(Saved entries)
## BEGIN
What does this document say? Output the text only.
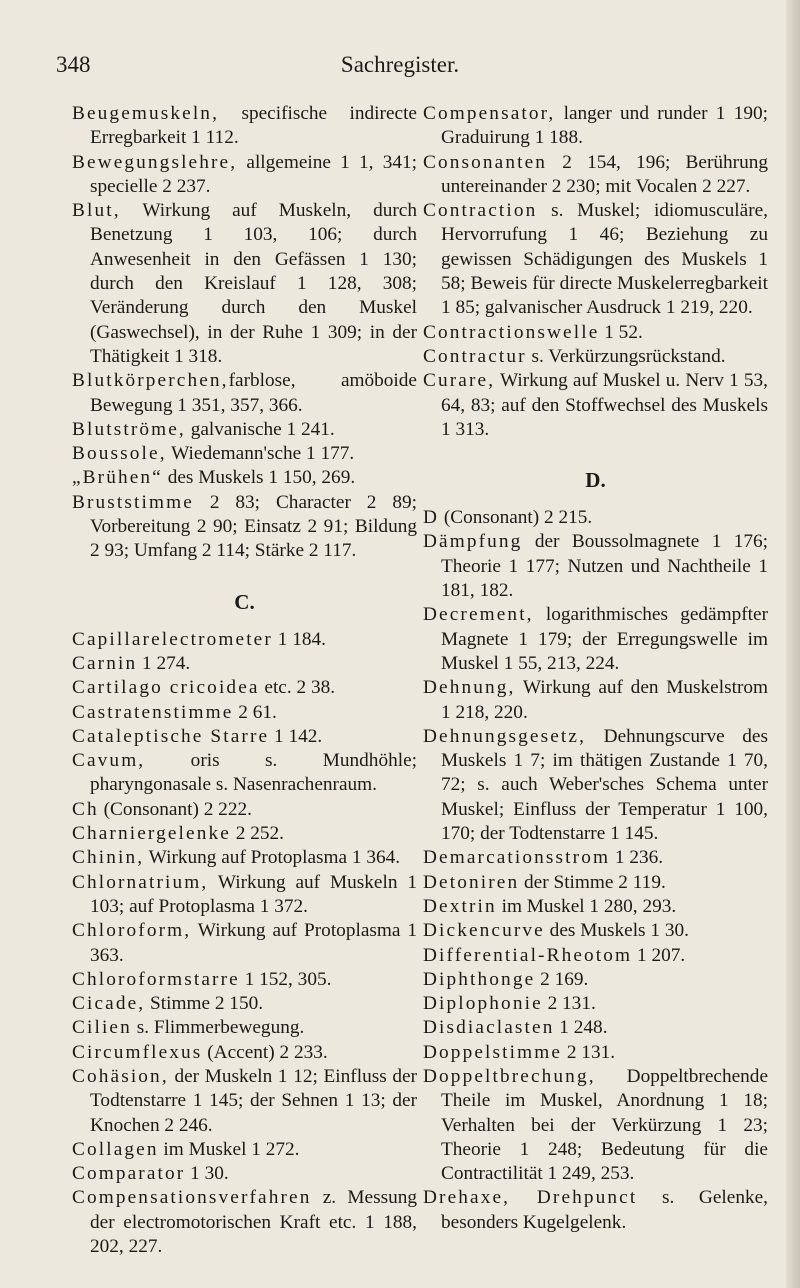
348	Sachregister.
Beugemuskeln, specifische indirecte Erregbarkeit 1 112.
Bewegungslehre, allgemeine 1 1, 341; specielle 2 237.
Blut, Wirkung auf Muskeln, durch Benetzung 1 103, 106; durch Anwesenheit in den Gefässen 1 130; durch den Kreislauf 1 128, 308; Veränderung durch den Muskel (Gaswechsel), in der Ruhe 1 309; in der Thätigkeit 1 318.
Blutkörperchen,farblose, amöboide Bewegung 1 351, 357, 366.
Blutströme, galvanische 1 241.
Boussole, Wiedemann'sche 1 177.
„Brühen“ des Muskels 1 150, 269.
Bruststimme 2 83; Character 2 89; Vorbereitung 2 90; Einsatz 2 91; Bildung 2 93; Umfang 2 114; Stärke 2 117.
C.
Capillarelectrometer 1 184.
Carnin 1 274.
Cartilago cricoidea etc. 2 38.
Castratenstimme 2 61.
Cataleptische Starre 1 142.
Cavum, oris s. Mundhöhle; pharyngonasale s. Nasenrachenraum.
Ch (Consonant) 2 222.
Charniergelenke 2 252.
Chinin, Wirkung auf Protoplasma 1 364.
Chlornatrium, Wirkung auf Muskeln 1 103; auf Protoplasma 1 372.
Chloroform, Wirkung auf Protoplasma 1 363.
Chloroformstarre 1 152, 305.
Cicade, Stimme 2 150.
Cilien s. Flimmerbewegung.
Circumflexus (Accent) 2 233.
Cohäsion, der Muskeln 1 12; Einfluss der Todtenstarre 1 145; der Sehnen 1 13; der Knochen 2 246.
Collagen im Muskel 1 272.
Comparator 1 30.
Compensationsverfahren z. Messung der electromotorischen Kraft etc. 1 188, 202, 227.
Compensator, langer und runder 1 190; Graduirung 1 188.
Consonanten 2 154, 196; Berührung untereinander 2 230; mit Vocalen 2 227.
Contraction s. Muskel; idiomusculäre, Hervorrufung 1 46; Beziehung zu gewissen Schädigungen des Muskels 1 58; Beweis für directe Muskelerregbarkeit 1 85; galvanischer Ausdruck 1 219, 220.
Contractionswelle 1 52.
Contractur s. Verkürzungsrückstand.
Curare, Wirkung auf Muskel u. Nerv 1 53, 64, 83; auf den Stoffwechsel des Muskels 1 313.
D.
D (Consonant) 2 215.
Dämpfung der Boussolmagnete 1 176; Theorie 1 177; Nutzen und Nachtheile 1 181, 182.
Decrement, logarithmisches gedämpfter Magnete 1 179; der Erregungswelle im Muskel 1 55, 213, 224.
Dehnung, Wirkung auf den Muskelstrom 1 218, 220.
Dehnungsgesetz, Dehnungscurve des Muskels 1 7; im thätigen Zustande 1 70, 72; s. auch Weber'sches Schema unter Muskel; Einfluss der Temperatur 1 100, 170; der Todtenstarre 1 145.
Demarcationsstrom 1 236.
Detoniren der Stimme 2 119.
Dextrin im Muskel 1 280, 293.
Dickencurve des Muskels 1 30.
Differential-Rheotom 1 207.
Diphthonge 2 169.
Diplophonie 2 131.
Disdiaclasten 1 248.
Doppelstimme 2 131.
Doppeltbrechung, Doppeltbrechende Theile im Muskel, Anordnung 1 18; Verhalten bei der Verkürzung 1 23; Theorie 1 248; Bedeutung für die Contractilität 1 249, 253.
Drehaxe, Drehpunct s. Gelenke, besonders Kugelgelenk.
## END
Work required:
Reproduce all of the material above word for word. Omit the pictures.

Task answer:
What does this document say? Output the text only.
348	Sachregister.
Beugemuskeln, specifische indirecte Erregbarkeit 1 112.
Bewegungslehre, allgemeine 1 1, 341; specielle 2 237.
Blut, Wirkung auf Muskeln, durch Benetzung 1 103, 106; durch Anwesenheit in den Gefässen 1 130; durch den Kreislauf 1 128, 308; Veränderung durch den Muskel (Gaswechsel), in der Ruhe 1 309; in der Thätigkeit 1 318.
Blutkörperchen,farblose, amöboide Bewegung 1 351, 357, 366.
Blutströme, galvanische 1 241.
Boussole, Wiedemann'sche 1 177.
„Brühen“ des Muskels 1 150, 269.
Bruststimme 2 83; Character 2 89; Vorbereitung 2 90; Einsatz 2 91; Bildung 2 93; Umfang 2 114; Stärke 2 117.
C.
Capillarelectrometer 1 184.
Carnin 1 274.
Cartilago cricoidea etc. 2 38.
Castratenstimme 2 61.
Cataleptische Starre 1 142.
Cavum, oris s. Mundhöhle; pharyngonasale s. Nasenrachenraum.
Ch (Consonant) 2 222.
Charniergelenke 2 252.
Chinin, Wirkung auf Protoplasma 1 364.
Chlornatrium, Wirkung auf Muskeln 1 103; auf Protoplasma 1 372.
Chloroform, Wirkung auf Protoplasma 1 363.
Chloroformstarre 1 152, 305.
Cicade, Stimme 2 150.
Cilien s. Flimmerbewegung.
Circumflexus (Accent) 2 233.
Cohäsion, der Muskeln 1 12; Einfluss der Todtenstarre 1 145; der Sehnen 1 13; der Knochen 2 246.
Collagen im Muskel 1 272.
Comparator 1 30.
Compensationsverfahren z. Messung der electromotorischen Kraft etc. 1 188, 202, 227.
Compensator, langer und runder 1 190; Graduirung 1 188.
Consonanten 2 154, 196; Berührung untereinander 2 230; mit Vocalen 2 227.
Contraction s. Muskel; idiomusculäre, Hervorrufung 1 46; Beziehung zu gewissen Schädigungen des Muskels 1 58; Beweis für directe Muskelerregbarkeit 1 85; galvanischer Ausdruck 1 219, 220.
Contractionswelle 1 52.
Contractur s. Verkürzungsrückstand.
Curare, Wirkung auf Muskel u. Nerv 1 53, 64, 83; auf den Stoffwechsel des Muskels 1 313.
D.
D (Consonant) 2 215.
Dämpfung der Boussolmagnete 1 176; Theorie 1 177; Nutzen und Nachtheile 1 181, 182.
Decrement, logarithmisches gedämpfter Magnete 1 179; der Erregungswelle im Muskel 1 55, 213, 224.
Dehnung, Wirkung auf den Muskelstrom 1 218, 220.
Dehnungsgesetz, Dehnungscurve des Muskels 1 7; im thätigen Zustande 1 70, 72; s. auch Weber'sches Schema unter Muskel; Einfluss der Temperatur 1 100, 170; der Todtenstarre 1 145.
Demarcationsstrom 1 236.
Detoniren der Stimme 2 119.
Dextrin im Muskel 1 280, 293.
Dickencurve des Muskels 1 30.
Differential-Rheotom 1 207.
Diphthonge 2 169.
Diplophonie 2 131.
Disdiaclasten 1 248.
Doppelstimme 2 131.
Doppeltbrechung, Doppeltbrechende Theile im Muskel, Anordnung 1 18; Verhalten bei der Verkürzung 1 23; Theorie 1 248; Bedeutung für die Contractilität 1 249, 253.
Drehaxe, Drehpunct s. Gelenke, besonders Kugelgelenk.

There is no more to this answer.